**Short problem:**
Report how many lines of the records below include the word "this". Give nothing but the number.
==================================================
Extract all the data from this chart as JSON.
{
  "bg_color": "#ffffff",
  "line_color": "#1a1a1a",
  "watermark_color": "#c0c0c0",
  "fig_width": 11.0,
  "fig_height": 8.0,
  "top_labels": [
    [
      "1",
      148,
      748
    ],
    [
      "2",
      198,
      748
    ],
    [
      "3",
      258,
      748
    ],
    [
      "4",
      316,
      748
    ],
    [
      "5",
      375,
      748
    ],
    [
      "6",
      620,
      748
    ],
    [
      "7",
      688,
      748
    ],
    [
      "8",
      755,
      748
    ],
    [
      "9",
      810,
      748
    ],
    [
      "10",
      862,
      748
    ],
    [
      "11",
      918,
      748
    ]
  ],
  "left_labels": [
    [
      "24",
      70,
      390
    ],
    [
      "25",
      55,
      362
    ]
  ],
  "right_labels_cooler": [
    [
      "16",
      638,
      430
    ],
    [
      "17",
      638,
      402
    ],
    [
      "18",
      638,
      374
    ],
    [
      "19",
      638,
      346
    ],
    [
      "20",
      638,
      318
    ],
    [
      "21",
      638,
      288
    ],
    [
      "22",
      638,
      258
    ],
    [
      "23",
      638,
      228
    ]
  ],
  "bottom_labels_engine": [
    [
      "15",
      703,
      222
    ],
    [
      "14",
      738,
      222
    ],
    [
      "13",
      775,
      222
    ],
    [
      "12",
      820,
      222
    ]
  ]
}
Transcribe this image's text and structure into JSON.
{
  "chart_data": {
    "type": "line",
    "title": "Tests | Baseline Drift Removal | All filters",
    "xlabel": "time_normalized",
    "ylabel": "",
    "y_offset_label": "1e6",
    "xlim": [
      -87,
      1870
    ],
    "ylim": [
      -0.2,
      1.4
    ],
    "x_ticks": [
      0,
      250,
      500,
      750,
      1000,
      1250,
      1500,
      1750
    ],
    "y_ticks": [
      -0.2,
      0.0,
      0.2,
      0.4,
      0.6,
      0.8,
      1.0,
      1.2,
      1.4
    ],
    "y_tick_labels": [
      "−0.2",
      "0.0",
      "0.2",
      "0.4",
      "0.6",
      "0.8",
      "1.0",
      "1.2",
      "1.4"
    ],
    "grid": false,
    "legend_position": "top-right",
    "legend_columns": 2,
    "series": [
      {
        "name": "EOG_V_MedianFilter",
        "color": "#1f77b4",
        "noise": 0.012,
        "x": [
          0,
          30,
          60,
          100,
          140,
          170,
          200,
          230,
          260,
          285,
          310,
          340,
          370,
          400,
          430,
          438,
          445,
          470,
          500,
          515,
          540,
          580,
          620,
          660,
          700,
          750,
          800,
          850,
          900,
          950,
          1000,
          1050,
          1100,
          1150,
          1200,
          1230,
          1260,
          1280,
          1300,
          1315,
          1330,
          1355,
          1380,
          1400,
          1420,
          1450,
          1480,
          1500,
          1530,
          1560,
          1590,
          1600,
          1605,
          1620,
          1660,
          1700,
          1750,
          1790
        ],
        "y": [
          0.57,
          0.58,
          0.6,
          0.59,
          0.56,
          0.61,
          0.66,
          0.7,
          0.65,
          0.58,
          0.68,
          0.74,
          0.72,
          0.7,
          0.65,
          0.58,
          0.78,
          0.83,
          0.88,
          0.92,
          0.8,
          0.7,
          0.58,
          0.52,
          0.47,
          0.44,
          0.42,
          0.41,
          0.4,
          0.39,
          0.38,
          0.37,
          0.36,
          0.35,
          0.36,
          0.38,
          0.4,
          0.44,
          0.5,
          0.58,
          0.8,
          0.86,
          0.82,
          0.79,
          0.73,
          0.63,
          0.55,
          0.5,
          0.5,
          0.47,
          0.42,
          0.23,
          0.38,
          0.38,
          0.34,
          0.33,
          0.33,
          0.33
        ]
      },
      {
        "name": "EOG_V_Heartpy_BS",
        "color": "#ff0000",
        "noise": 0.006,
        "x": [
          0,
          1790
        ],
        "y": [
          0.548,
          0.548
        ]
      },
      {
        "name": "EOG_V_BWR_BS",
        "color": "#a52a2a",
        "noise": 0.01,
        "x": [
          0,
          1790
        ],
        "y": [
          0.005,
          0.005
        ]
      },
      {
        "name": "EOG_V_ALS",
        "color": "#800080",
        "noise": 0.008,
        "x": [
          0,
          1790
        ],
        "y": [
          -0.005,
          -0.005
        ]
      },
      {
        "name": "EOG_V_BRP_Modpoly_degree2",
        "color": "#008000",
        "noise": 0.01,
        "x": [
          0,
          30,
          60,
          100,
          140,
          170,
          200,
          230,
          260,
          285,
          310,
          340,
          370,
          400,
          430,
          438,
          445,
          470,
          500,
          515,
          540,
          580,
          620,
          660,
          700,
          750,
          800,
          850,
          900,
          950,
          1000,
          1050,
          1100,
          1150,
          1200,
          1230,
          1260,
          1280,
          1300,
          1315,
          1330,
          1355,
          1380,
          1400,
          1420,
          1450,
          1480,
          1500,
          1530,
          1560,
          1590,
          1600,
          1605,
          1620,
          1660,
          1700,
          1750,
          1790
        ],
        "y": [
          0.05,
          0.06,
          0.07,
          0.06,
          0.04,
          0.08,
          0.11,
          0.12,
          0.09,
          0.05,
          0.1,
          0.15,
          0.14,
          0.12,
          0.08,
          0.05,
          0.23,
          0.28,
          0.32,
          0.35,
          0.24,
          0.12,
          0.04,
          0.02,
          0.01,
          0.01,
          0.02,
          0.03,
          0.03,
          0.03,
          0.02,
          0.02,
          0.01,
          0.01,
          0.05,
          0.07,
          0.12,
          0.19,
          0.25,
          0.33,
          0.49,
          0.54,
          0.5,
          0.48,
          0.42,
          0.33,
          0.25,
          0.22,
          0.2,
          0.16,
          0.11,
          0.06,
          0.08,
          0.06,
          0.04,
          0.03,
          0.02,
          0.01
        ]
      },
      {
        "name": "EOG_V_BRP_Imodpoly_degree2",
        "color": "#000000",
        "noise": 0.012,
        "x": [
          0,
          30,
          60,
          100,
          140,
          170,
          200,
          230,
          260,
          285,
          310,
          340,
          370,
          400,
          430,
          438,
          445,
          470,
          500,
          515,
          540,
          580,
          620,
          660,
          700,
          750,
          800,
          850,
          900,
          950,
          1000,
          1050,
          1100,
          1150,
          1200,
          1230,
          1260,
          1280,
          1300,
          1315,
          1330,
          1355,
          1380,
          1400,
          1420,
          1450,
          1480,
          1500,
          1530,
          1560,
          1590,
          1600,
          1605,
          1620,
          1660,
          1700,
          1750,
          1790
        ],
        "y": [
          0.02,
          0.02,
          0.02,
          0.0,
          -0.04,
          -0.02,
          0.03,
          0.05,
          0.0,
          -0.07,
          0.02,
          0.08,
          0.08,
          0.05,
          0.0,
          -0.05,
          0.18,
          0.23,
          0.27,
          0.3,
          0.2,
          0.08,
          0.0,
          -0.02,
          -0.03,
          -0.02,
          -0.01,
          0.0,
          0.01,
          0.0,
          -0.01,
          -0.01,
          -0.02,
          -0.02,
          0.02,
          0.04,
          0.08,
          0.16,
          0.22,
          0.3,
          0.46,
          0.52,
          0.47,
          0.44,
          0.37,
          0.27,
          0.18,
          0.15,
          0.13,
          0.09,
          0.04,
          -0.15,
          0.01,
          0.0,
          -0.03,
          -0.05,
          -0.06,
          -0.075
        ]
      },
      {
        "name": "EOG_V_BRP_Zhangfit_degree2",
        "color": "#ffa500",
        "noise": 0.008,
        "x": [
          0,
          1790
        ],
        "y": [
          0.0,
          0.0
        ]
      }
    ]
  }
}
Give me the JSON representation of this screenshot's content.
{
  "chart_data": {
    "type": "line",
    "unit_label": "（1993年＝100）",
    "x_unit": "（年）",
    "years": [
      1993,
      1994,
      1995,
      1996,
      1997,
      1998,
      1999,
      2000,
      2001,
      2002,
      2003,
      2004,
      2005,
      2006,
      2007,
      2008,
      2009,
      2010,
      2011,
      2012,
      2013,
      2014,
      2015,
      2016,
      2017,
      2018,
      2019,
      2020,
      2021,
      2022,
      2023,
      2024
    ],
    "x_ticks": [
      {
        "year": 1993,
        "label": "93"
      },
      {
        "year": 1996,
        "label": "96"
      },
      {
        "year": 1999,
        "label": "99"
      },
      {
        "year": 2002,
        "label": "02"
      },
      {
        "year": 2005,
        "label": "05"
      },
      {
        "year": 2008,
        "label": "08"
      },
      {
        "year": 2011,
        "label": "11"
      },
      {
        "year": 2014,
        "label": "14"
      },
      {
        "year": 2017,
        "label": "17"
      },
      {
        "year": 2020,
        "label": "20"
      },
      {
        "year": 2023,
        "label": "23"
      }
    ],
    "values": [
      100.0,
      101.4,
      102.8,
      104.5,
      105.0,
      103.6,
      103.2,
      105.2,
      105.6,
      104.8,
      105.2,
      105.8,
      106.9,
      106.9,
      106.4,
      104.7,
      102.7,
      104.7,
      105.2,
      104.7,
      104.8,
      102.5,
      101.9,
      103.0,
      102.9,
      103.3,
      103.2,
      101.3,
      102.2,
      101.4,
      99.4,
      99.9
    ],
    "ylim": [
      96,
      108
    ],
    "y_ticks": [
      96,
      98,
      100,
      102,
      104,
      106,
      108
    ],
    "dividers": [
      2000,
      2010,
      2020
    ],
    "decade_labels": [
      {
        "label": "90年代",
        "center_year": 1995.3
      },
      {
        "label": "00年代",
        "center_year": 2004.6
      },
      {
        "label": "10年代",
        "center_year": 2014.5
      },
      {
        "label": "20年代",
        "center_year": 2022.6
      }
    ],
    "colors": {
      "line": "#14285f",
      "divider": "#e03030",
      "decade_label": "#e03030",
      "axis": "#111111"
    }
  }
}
==================================================
**Correct result:**
3